# DIRECTION
Reproduce each line from the records that holds "Employer".

# DATA IN THIS EXERCISE
=====

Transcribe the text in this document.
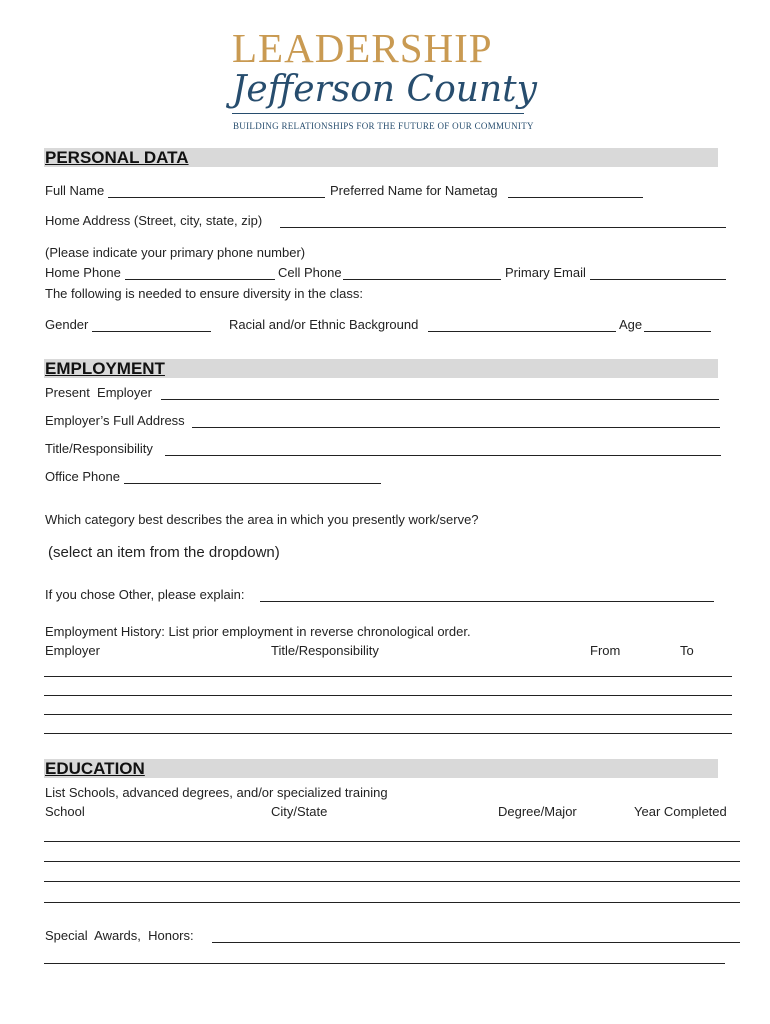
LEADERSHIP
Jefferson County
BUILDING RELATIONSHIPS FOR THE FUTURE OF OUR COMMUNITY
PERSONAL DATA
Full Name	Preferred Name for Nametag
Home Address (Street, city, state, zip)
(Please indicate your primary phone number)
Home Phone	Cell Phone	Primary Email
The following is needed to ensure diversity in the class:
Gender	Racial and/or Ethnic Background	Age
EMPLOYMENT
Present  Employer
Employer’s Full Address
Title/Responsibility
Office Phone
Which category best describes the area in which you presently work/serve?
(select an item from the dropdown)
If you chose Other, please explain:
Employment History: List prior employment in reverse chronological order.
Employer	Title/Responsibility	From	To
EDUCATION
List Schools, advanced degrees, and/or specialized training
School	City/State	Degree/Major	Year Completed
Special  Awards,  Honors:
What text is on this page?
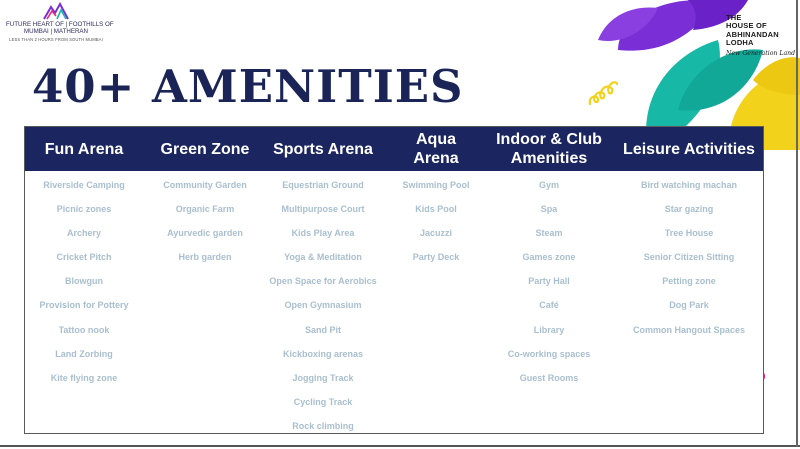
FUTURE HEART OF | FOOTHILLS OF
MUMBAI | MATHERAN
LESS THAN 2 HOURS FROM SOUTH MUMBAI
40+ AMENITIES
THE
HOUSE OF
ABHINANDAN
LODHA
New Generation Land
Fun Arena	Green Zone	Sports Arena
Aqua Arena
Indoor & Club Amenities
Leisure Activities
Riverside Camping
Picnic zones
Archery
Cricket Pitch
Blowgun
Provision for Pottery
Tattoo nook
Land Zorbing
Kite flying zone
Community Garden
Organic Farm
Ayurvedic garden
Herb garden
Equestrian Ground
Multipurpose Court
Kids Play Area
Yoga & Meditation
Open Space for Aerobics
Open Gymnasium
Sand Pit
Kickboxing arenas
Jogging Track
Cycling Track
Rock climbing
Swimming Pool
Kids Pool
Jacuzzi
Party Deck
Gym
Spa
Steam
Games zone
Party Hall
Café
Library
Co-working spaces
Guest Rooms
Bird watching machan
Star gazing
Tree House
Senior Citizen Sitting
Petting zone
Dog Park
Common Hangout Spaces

=====

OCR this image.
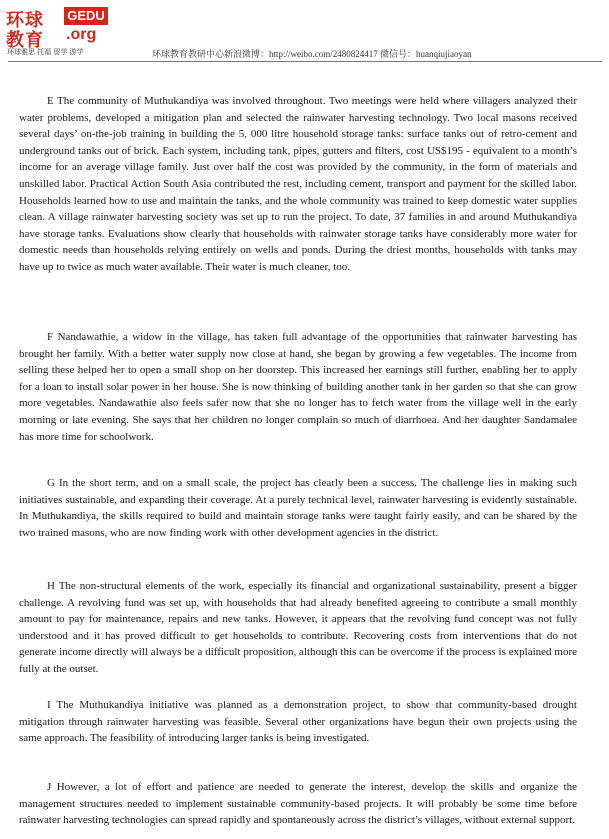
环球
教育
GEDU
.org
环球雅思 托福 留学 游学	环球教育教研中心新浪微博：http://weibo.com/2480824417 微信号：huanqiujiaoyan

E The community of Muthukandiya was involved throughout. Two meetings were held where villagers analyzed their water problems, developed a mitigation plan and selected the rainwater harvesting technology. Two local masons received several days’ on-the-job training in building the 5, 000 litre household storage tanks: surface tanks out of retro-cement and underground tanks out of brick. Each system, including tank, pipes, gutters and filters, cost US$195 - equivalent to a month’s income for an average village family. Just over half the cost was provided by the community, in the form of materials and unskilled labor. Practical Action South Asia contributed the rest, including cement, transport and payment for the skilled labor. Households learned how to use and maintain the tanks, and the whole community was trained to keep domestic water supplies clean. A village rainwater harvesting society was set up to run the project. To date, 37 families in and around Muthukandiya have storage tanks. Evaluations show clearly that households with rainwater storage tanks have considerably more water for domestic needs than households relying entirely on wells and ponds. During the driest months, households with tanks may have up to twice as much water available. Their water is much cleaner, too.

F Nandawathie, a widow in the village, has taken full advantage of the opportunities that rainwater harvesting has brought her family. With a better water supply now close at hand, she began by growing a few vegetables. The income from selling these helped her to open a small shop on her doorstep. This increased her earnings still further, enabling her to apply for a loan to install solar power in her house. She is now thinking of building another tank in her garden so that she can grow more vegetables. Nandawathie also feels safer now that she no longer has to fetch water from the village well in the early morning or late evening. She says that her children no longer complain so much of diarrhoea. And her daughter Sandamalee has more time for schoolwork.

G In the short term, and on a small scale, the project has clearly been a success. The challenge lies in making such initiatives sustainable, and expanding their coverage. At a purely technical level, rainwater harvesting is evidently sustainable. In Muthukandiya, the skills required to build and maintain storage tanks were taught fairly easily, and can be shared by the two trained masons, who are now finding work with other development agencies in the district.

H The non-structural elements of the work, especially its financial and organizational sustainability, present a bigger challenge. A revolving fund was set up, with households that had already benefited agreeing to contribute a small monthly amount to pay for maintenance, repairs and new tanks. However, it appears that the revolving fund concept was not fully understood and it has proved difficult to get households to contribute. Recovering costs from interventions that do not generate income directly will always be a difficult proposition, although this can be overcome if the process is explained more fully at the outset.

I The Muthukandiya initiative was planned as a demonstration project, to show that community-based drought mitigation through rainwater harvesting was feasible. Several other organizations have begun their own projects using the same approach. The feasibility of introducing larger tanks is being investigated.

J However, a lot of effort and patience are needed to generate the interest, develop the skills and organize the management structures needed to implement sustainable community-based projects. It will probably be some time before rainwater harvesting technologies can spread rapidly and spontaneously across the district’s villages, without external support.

=====

# ANSWER TO THE TASK
Present  Employer
Employer’s Full Address
Employer	Title/Responsibility	From	To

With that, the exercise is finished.